Work required:
Wherever the word "icon" appears in a line, extract that line.

Records from a dataset
^^^^
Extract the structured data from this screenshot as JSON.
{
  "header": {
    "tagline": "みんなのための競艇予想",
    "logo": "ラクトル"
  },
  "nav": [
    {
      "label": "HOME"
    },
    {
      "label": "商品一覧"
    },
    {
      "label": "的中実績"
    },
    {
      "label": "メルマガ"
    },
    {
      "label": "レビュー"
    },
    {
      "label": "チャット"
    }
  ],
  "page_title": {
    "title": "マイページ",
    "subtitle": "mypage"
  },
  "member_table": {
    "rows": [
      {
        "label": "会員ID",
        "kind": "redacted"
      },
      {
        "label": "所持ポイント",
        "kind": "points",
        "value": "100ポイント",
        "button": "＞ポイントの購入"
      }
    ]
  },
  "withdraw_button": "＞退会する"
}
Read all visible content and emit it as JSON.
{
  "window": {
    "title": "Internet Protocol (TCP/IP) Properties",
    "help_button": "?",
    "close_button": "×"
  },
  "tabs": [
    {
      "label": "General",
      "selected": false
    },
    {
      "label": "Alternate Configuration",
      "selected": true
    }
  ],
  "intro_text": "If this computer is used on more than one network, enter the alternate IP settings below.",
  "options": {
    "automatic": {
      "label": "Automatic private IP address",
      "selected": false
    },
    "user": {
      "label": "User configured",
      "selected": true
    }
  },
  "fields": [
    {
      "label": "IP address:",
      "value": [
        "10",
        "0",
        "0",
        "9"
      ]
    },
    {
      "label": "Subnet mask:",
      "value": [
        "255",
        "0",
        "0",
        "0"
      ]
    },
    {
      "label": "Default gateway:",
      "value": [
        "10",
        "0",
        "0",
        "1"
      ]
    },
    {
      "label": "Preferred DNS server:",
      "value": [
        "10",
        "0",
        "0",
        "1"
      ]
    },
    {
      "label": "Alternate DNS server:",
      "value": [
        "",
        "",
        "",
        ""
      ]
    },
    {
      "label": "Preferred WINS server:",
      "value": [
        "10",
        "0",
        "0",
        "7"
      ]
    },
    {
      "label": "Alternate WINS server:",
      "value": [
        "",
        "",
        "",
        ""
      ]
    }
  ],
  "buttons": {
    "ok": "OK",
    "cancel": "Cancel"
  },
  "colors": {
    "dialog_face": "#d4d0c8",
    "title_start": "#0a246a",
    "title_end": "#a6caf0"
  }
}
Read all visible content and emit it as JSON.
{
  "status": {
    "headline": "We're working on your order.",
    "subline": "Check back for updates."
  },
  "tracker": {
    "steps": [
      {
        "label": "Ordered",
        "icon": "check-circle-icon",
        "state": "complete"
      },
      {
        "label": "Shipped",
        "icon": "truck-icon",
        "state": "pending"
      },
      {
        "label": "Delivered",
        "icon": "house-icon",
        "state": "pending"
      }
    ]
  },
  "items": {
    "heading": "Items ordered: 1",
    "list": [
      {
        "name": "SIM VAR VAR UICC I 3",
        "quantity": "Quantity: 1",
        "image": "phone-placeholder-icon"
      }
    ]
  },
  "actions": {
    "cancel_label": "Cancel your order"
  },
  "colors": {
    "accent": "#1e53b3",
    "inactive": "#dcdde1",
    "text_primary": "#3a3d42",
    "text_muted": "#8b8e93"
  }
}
^^^^
Solution to this exercise:
        "icon": "check-circle-icon",
        "icon": "truck-icon",
        "icon": "house-icon",
        "image": "phone-placeholder-icon"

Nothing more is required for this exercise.